BEGIN PROVIDED RECORDS
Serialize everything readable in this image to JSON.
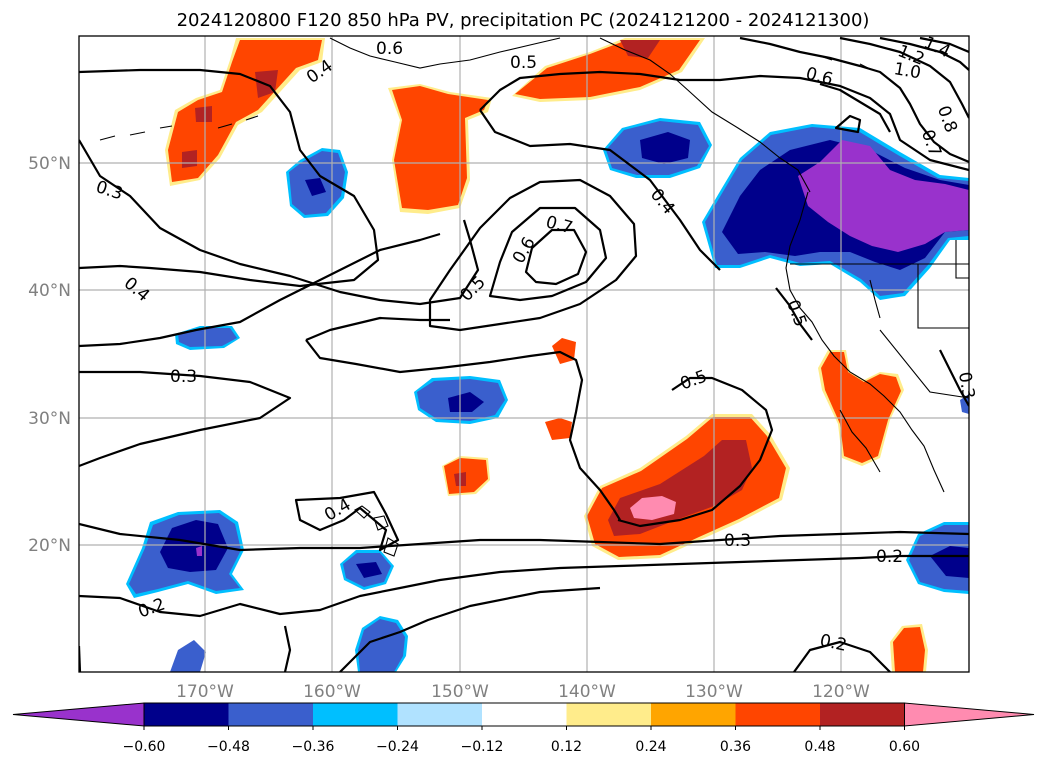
{
  "title": "2024120800 F120 850 hPa PV, precipitation PC (2024121200 - 2024121300)",
  "lon_labels": [
    "170°W",
    "160°W",
    "150°W",
    "140°W",
    "130°W",
    "120°W"
  ],
  "lat_labels": [
    "50°N",
    "40°N",
    "30°N",
    "20°N"
  ],
  "colorbar": {
    "colors": [
      "#9932cc",
      "#00008b",
      "#3a5fcd",
      "#00bfff",
      "#b0e2ff",
      "#ffffff",
      "#ffec8b",
      "#ffa500",
      "#ff4500",
      "#b22222",
      "#ff8bb0"
    ],
    "tick_labels": [
      "−0.60",
      "−0.48",
      "−0.36",
      "−0.24",
      "−0.12",
      "0.12",
      "0.24",
      "0.36",
      "0.48",
      "0.60"
    ],
    "boundaries": [
      -0.6,
      -0.48,
      -0.36,
      -0.24,
      -0.12,
      0.12,
      0.24,
      0.36,
      0.48,
      0.6
    ]
  },
  "contour_labels": [
    "0.6",
    "0.5",
    "1.4",
    "1.2",
    "1.0",
    "0.6",
    "0.4",
    "0.8",
    "0.7",
    "0.3",
    "0.4",
    "0.4",
    "0.7",
    "0.6",
    "0.5",
    "0.5",
    "0.3",
    "0.3",
    "0.5",
    "0.4",
    "0.3",
    "0.2",
    "0.2",
    "0.2"
  ]
}
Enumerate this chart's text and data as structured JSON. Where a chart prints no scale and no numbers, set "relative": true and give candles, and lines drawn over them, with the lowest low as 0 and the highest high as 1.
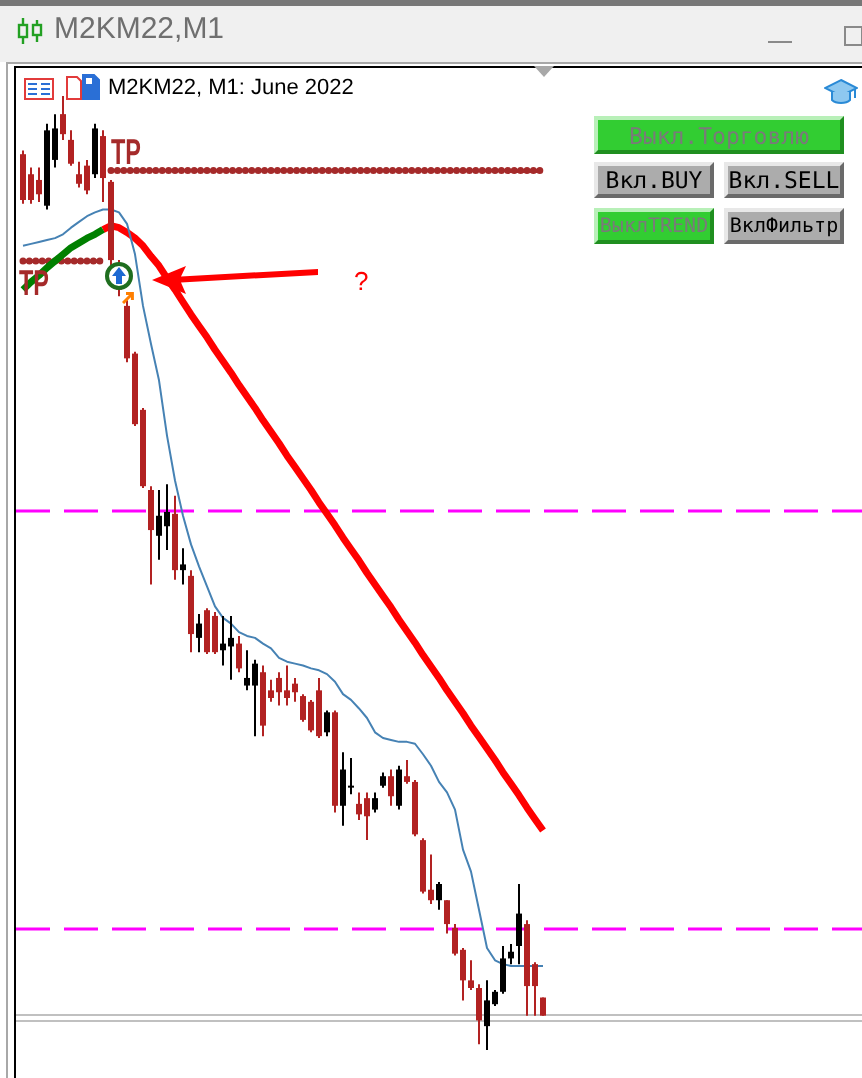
{
  "chart_data": {
    "type": "candlestick",
    "title": "M2KM22,M1",
    "subtitle": "M2KM22, M1: June 2022",
    "relative": true,
    "categories": [
      null,
      null,
      null,
      null,
      null,
      null,
      null,
      null,
      null,
      null,
      null,
      null,
      null,
      null,
      null,
      null,
      null,
      null,
      null,
      null,
      null,
      null,
      null,
      null,
      null,
      null,
      null,
      null,
      null,
      null,
      null,
      null,
      null,
      null,
      null,
      null,
      null,
      null,
      null,
      null,
      null,
      null,
      null,
      null,
      null,
      null,
      null,
      null,
      null,
      null,
      null,
      null,
      null,
      null,
      null,
      null,
      null,
      null,
      null,
      null,
      null,
      null,
      null,
      null,
      null,
      null
    ],
    "ohlc": [
      [
        0.939,
        0.943,
        0.887,
        0.891
      ],
      [
        0.918,
        0.925,
        0.887,
        0.891
      ],
      [
        0.912,
        0.925,
        0.889,
        0.897
      ],
      [
        0.885,
        0.971,
        0.881,
        0.964
      ],
      [
        0.933,
        0.981,
        0.925,
        0.966
      ],
      [
        0.981,
        1,
        0.954,
        0.96
      ],
      [
        0.954,
        0.964,
        0.927,
        0.929
      ],
      [
        0.918,
        0.931,
        0.904,
        0.908
      ],
      [
        0.927,
        0.933,
        0.897,
        0.901
      ],
      [
        0.918,
        0.971,
        0.914,
        0.966
      ],
      [
        0.958,
        0.964,
        0.889,
        0.914
      ],
      [
        0.91,
        0.912,
        0.818,
        0.828
      ],
      [
        0.822,
        0.828,
        0.79,
        0.797
      ],
      [
        0.78,
        0.786,
        0.721,
        0.725
      ],
      [
        0.73,
        0.732,
        0.654,
        0.656
      ],
      [
        0.671,
        0.673,
        0.589,
        0.591
      ],
      [
        0.587,
        0.591,
        0.488,
        0.545
      ],
      [
        0.539,
        0.587,
        0.514,
        0.56
      ],
      [
        0.549,
        0.593,
        0.524,
        0.564
      ],
      [
        0.562,
        0.581,
        0.493,
        0.503
      ],
      [
        0.503,
        0.526,
        0.488,
        0.509
      ],
      [
        0.497,
        0.503,
        0.417,
        0.436
      ],
      [
        0.432,
        0.457,
        0.417,
        0.447
      ],
      [
        0.461,
        0.463,
        0.415,
        0.417
      ],
      [
        0.455,
        0.459,
        0.415,
        0.417
      ],
      [
        0.419,
        0.455,
        0.403,
        0.426
      ],
      [
        0.423,
        0.455,
        0.388,
        0.432
      ],
      [
        0.426,
        0.434,
        0.396,
        0.4
      ],
      [
        0.382,
        0.419,
        0.377,
        0.39
      ],
      [
        0.382,
        0.409,
        0.329,
        0.405
      ],
      [
        0.396,
        0.403,
        0.329,
        0.34
      ],
      [
        0.377,
        0.388,
        0.365,
        0.369
      ],
      [
        0.39,
        0.396,
        0.361,
        0.375
      ],
      [
        0.377,
        0.403,
        0.361,
        0.369
      ],
      [
        0.384,
        0.39,
        0.365,
        0.375
      ],
      [
        0.371,
        0.373,
        0.344,
        0.346
      ],
      [
        0.365,
        0.367,
        0.333,
        0.335
      ],
      [
        0.377,
        0.39,
        0.327,
        0.329
      ],
      [
        0.333,
        0.356,
        0.329,
        0.354
      ],
      [
        0.354,
        0.356,
        0.249,
        0.256
      ],
      [
        0.256,
        0.312,
        0.235,
        0.294
      ],
      [
        0.275,
        0.306,
        0.268,
        0.277
      ],
      [
        0.258,
        0.27,
        0.241,
        0.247
      ],
      [
        0.264,
        0.27,
        0.22,
        0.245
      ],
      [
        0.252,
        0.27,
        0.249,
        0.264
      ],
      [
        0.277,
        0.291,
        0.275,
        0.287
      ],
      [
        0.287,
        0.294,
        0.256,
        0.266
      ],
      [
        0.256,
        0.298,
        0.252,
        0.294
      ],
      [
        0.287,
        0.304,
        0.279,
        0.281
      ],
      [
        0.281,
        0.283,
        0.224,
        0.226
      ],
      [
        0.22,
        0.222,
        0.164,
        0.166
      ],
      [
        0.168,
        0.205,
        0.153,
        0.157
      ],
      [
        0.157,
        0.176,
        0.147,
        0.174
      ],
      [
        0.157,
        0.157,
        0.122,
        0.132
      ],
      [
        0.128,
        0.132,
        0.099,
        0.101
      ],
      [
        0.105,
        0.107,
        0.052,
        0.073
      ],
      [
        0.073,
        0.094,
        0.063,
        0.065
      ],
      [
        0.065,
        0.069,
        0.006,
        0.031
      ],
      [
        0.025,
        0.073,
        0,
        0.052
      ],
      [
        0.048,
        0.063,
        0.046,
        0.061
      ],
      [
        0.061,
        0.109,
        0.059,
        0.096
      ],
      [
        0.096,
        0.111,
        0.09,
        0.103
      ],
      [
        0.109,
        0.174,
        0.09,
        0.143
      ],
      [
        0.132,
        0.136,
        0.036,
        0.067
      ],
      [
        0.09,
        0.092,
        0.036,
        0.067
      ],
      [
        0.055,
        0.055,
        0.036,
        0.036
      ]
    ],
    "colors": [
      "#b22222",
      "#b22222",
      "#b22222",
      "#000000",
      "#000000",
      "#b22222",
      "#b22222",
      "#b22222",
      "#b22222",
      "#000000",
      "#b22222",
      "#b22222",
      "#b22222",
      "#b22222",
      "#b22222",
      "#b22222",
      "#b22222",
      "#000000",
      "#000000",
      "#b22222",
      "#000000",
      "#b22222",
      "#000000",
      "#b22222",
      "#b22222",
      "#000000",
      "#000000",
      "#b22222",
      "#000000",
      "#000000",
      "#b22222",
      "#b22222",
      "#b22222",
      "#b22222",
      "#b22222",
      "#b22222",
      "#b22222",
      "#b22222",
      "#000000",
      "#b22222",
      "#000000",
      "#000000",
      "#b22222",
      "#b22222",
      "#000000",
      "#000000",
      "#b22222",
      "#000000",
      "#b22222",
      "#b22222",
      "#b22222",
      "#b22222",
      "#000000",
      "#b22222",
      "#b22222",
      "#b22222",
      "#b22222",
      "#b22222",
      "#000000",
      "#000000",
      "#000000",
      "#000000",
      "#000000",
      "#b22222",
      "#b22222",
      "#b22222"
    ],
    "series": [
      {
        "type": "line",
        "color": "#4682b4",
        "values": [
          0.843,
          0.845,
          0.847,
          0.849,
          0.851,
          0.855,
          0.862,
          0.868,
          0.874,
          0.878,
          0.881,
          0.881,
          0.878,
          0.866,
          0.834,
          0.78,
          0.74,
          0.702,
          0.644,
          0.597,
          0.56,
          0.53,
          0.507,
          0.486,
          0.465,
          0.453,
          0.447,
          0.438,
          0.434,
          0.432,
          0.426,
          0.421,
          0.411,
          0.407,
          0.405,
          0.403,
          0.4,
          0.398,
          0.394,
          0.386,
          0.373,
          0.367,
          0.358,
          0.348,
          0.333,
          0.327,
          0.325,
          0.323,
          0.323,
          0.321,
          0.31,
          0.298,
          0.281,
          0.27,
          0.252,
          0.21,
          0.187,
          0.147,
          0.107,
          0.094,
          0.09,
          0.088,
          0.088,
          0.088,
          0.088,
          0.088
        ]
      },
      {
        "type": "line",
        "color": "#008000",
        "values": [
          0.797,
          0.805,
          0.812,
          0.82,
          0.827,
          0.834,
          0.841,
          0.846,
          0.851,
          0.855,
          0.86,
          null,
          null,
          null,
          null,
          null,
          null,
          null,
          null,
          null,
          null,
          null,
          null,
          null,
          null,
          null,
          null,
          null,
          null,
          null,
          null,
          null,
          null,
          null,
          null,
          null,
          null,
          null,
          null,
          null,
          null,
          null,
          null,
          null,
          null,
          null,
          null,
          null,
          null,
          null,
          null,
          null,
          null,
          null,
          null,
          null,
          null,
          null,
          null,
          null,
          null,
          null,
          null,
          null,
          null,
          null
        ]
      },
      {
        "type": "line",
        "color": "#ff0000",
        "values": [
          null,
          null,
          null,
          null,
          null,
          null,
          null,
          null,
          null,
          null,
          0.86,
          0.864,
          0.862,
          0.857,
          0.851,
          0.843,
          0.832,
          0.822,
          0.809,
          0.797,
          0.784,
          0.771,
          0.759,
          0.747,
          0.734,
          0.722,
          0.71,
          0.697,
          0.685,
          0.673,
          0.66,
          0.648,
          0.636,
          0.623,
          0.611,
          0.599,
          0.587,
          0.574,
          0.562,
          0.55,
          0.537,
          0.525,
          0.513,
          0.5,
          0.488,
          0.476,
          0.464,
          0.451,
          0.439,
          0.427,
          0.414,
          0.402,
          0.39,
          0.377,
          0.365,
          0.353,
          0.34,
          0.328,
          0.316,
          0.304,
          0.291,
          0.279,
          0.267,
          0.254,
          0.242,
          0.23
        ]
      },
      {
        "type": "line",
        "name": "TP",
        "color": "#a52a2a",
        "line_style": "dotted",
        "values": [
          null,
          null,
          null,
          null,
          null,
          null,
          null,
          null,
          null,
          null,
          null,
          0.922,
          0.922,
          0.922,
          0.922,
          0.922,
          0.922,
          0.922,
          0.922,
          0.922,
          0.922,
          0.922,
          0.922,
          0.922,
          0.922,
          0.922,
          0.922,
          0.922,
          0.922,
          0.922,
          0.922,
          0.922,
          0.922,
          0.922,
          0.922,
          0.922,
          0.922,
          0.922,
          0.922,
          0.922,
          0.922,
          0.922,
          0.922,
          0.922,
          0.922,
          0.922,
          0.922,
          0.922,
          0.922,
          0.922,
          0.922,
          0.922,
          0.922,
          0.922,
          0.922,
          0.922,
          0.922,
          0.922,
          0.922,
          0.922,
          0.922,
          0.922,
          0.922,
          0.922,
          0.922,
          0.922
        ]
      },
      {
        "type": "line",
        "name": "TP",
        "color": "#a52a2a",
        "line_style": "dotted",
        "values": [
          0.827,
          0.827,
          0.827,
          0.827,
          0.827,
          0.827,
          0.827,
          0.827,
          0.827,
          0.827,
          0.827,
          null,
          null,
          null,
          null,
          null,
          null,
          null,
          null,
          null,
          null,
          null,
          null,
          null,
          null,
          null,
          null,
          null,
          null,
          null,
          null,
          null,
          null,
          null,
          null,
          null,
          null,
          null,
          null,
          null,
          null,
          null,
          null,
          null,
          null,
          null,
          null,
          null,
          null,
          null,
          null,
          null,
          null,
          null,
          null,
          null,
          null,
          null,
          null,
          null,
          null,
          null,
          null,
          null,
          null,
          null
        ]
      }
    ],
    "ref_lines": [
      {
        "axis": "y",
        "value": 0.566,
        "color": "#ff00ff",
        "line_style": "dashed"
      },
      {
        "axis": "y",
        "value": 0.128,
        "color": "#ff00ff",
        "line_style": "dashed"
      },
      {
        "axis": "y",
        "value": 0.038,
        "color": "#c0c0c0",
        "line_style": "solid"
      },
      {
        "axis": "y",
        "value": 0.031,
        "color": "#c0c0c0",
        "line_style": "solid"
      }
    ],
    "annotations": [
      "?",
      "Выкл.Торговлю",
      "Вкл.BUY",
      "Вкл.SELL",
      "ВыклTREND",
      "ВклФильтр"
    ]
  }
}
END PROVIDED RECORDS
#### PROBLEM DETAILS
Determine how many lines of the data contain "JSON" and give nothing but that number.

#### SOLUTION TO THE EXERCISE
2